- _What you have to do_
Scan the lines below for the word "أحدهما". Copy each line you find it in.

════════

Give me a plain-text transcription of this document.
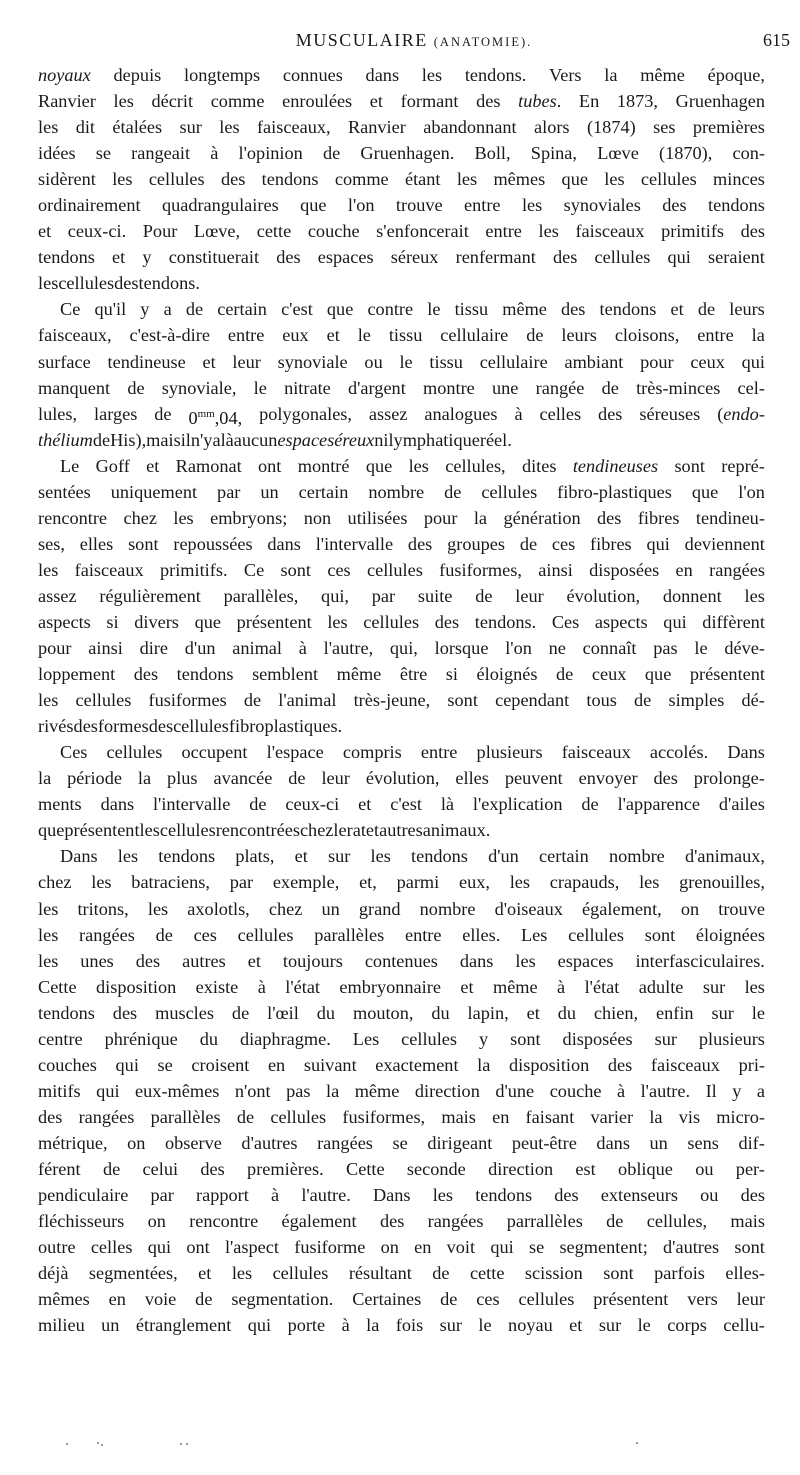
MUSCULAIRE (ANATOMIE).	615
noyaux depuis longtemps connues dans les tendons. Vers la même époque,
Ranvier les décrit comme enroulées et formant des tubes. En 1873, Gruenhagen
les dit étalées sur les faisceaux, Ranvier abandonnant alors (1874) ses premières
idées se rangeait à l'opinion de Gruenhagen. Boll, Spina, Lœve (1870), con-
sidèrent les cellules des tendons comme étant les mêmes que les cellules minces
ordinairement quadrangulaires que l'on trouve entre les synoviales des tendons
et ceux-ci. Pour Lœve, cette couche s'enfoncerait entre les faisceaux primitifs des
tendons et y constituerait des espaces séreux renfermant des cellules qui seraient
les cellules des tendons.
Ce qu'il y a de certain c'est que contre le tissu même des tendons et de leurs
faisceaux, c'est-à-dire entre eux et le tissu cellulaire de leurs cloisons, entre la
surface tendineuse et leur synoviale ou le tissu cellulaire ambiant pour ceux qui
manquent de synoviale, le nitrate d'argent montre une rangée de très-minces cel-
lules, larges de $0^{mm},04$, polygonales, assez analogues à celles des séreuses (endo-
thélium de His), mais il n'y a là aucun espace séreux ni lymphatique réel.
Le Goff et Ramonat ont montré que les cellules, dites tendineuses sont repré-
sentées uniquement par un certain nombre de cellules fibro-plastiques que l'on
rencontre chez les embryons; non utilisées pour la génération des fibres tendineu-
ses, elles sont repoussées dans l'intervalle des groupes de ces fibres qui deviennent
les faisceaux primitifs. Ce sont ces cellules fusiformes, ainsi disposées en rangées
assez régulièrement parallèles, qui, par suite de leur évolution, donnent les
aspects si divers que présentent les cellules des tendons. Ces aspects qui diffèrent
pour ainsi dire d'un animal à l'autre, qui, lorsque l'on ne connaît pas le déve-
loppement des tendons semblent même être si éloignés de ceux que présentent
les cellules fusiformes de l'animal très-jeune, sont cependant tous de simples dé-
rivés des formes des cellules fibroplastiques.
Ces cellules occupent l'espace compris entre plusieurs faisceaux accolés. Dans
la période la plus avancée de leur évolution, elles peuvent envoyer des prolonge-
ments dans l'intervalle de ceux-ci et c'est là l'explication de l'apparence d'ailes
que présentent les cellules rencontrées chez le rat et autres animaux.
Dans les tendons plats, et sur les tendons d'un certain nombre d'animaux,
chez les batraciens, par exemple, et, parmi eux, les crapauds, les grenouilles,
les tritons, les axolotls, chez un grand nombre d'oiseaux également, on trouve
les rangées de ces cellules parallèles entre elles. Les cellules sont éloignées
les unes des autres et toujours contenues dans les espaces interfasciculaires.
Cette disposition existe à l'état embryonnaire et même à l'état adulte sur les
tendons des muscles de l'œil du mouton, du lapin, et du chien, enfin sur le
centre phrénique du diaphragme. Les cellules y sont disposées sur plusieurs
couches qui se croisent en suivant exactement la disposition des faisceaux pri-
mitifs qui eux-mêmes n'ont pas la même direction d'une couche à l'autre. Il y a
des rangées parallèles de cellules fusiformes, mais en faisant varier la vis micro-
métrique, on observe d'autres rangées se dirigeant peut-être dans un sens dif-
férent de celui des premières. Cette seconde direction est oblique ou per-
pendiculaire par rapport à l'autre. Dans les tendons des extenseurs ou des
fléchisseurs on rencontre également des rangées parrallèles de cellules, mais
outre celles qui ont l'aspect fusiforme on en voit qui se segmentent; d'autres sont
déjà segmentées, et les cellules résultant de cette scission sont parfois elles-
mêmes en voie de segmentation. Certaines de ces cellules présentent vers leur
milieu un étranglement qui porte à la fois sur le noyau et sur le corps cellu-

════════

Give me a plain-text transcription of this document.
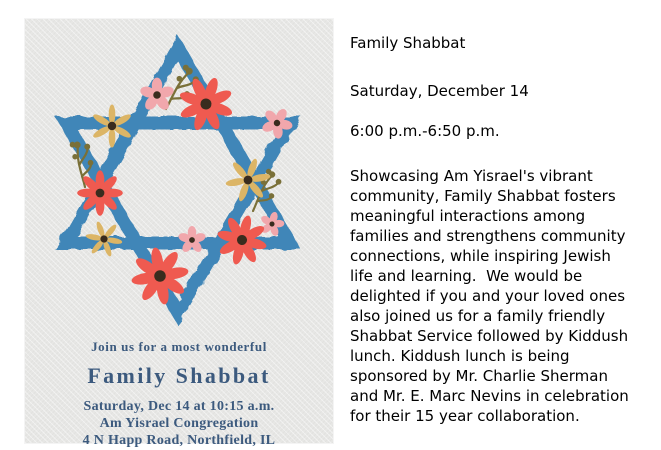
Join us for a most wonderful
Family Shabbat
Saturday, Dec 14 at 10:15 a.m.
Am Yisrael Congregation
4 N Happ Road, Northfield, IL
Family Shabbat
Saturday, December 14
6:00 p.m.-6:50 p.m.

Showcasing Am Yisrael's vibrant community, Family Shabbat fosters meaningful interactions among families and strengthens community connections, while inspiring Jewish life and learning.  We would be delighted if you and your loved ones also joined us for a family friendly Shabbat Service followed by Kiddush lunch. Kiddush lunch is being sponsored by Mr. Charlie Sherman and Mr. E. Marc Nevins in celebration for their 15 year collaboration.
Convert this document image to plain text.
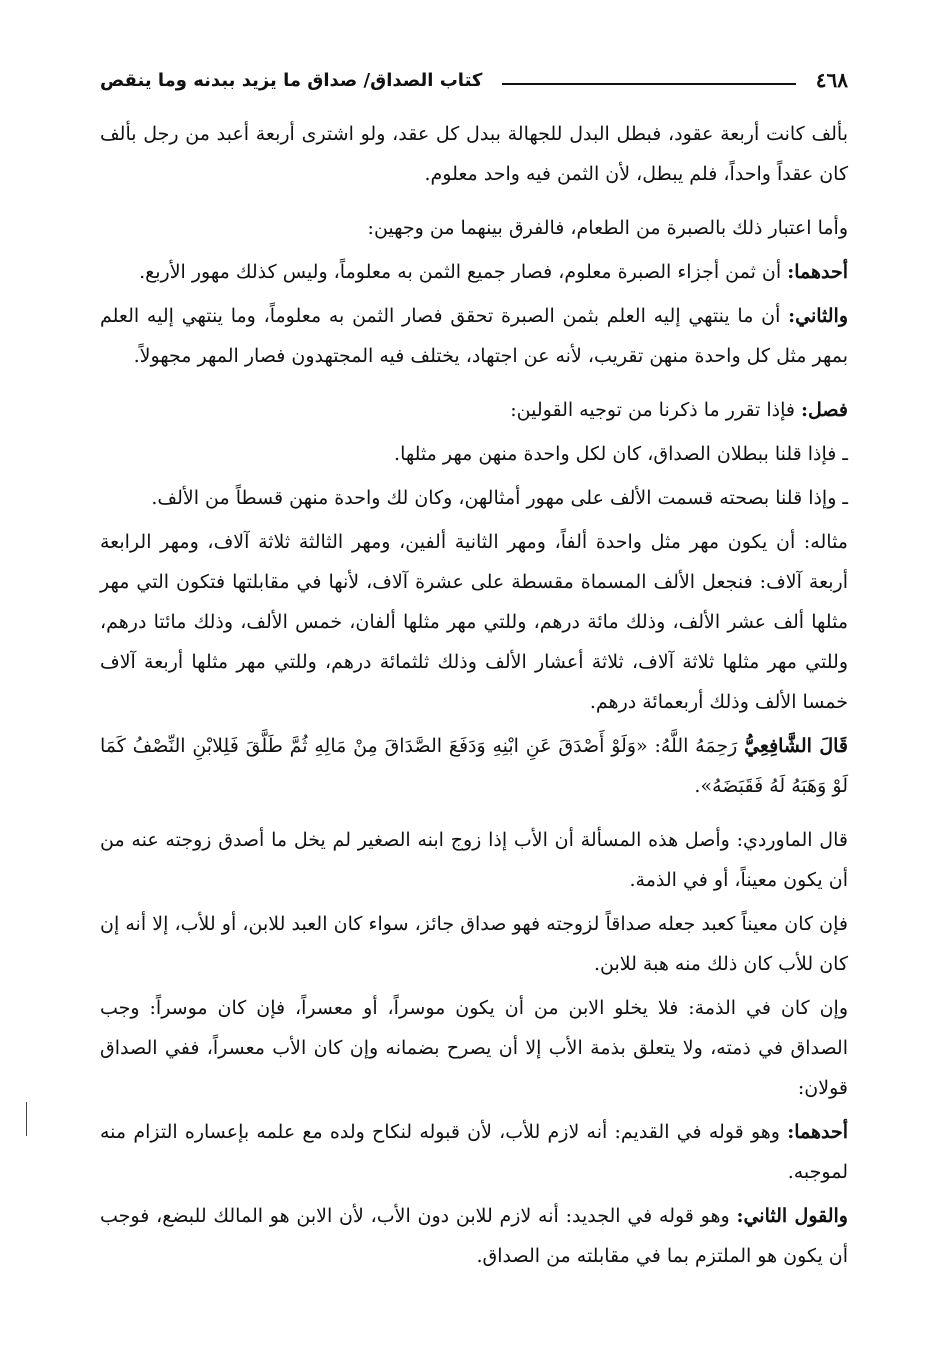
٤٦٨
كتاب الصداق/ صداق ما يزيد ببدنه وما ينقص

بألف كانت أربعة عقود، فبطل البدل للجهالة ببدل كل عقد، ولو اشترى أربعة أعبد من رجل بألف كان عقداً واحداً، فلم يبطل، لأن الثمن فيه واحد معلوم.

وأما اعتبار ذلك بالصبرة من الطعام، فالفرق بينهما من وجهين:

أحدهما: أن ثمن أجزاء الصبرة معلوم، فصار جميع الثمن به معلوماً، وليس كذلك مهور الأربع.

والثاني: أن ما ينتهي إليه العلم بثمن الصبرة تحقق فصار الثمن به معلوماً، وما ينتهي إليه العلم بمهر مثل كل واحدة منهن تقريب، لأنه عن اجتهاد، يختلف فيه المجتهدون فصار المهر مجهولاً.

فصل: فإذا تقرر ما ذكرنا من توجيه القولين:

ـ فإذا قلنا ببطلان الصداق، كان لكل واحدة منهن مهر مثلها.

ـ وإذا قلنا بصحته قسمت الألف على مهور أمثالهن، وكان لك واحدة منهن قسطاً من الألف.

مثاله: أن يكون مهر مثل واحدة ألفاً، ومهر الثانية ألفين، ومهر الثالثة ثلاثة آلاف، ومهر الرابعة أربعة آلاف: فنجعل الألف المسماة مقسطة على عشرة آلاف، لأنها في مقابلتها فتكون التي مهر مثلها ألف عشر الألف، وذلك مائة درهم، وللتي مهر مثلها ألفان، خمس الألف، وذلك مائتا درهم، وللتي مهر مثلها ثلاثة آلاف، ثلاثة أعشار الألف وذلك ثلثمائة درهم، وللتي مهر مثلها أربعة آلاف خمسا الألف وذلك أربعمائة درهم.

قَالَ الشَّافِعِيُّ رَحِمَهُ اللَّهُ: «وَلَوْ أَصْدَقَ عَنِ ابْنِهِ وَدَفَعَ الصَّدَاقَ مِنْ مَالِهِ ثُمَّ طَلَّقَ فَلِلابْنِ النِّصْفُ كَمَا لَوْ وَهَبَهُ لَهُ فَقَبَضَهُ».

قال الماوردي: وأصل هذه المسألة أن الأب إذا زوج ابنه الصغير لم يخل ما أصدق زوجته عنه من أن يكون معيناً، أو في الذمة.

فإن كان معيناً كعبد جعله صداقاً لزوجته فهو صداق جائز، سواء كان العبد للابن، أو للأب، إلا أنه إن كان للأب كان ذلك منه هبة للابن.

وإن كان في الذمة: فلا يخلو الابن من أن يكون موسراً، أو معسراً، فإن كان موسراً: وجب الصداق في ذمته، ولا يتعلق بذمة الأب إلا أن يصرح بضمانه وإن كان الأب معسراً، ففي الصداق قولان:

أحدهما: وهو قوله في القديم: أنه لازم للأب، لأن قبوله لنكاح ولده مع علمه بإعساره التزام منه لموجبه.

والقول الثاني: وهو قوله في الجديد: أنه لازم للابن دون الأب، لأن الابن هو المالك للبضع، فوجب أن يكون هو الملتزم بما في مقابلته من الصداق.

════════

- _Solution to this problem_
أحدهما: أن ثمن أجزاء الصبرة معلوم، فصار جميع الثمن به معلوماً، وليس كذلك مهور الأربع.
أحدهما: وهو قوله في القديم: أنه لازم للأب، لأن قبوله لنكاح ولده مع علمه بإعساره التزام منه لموجبه.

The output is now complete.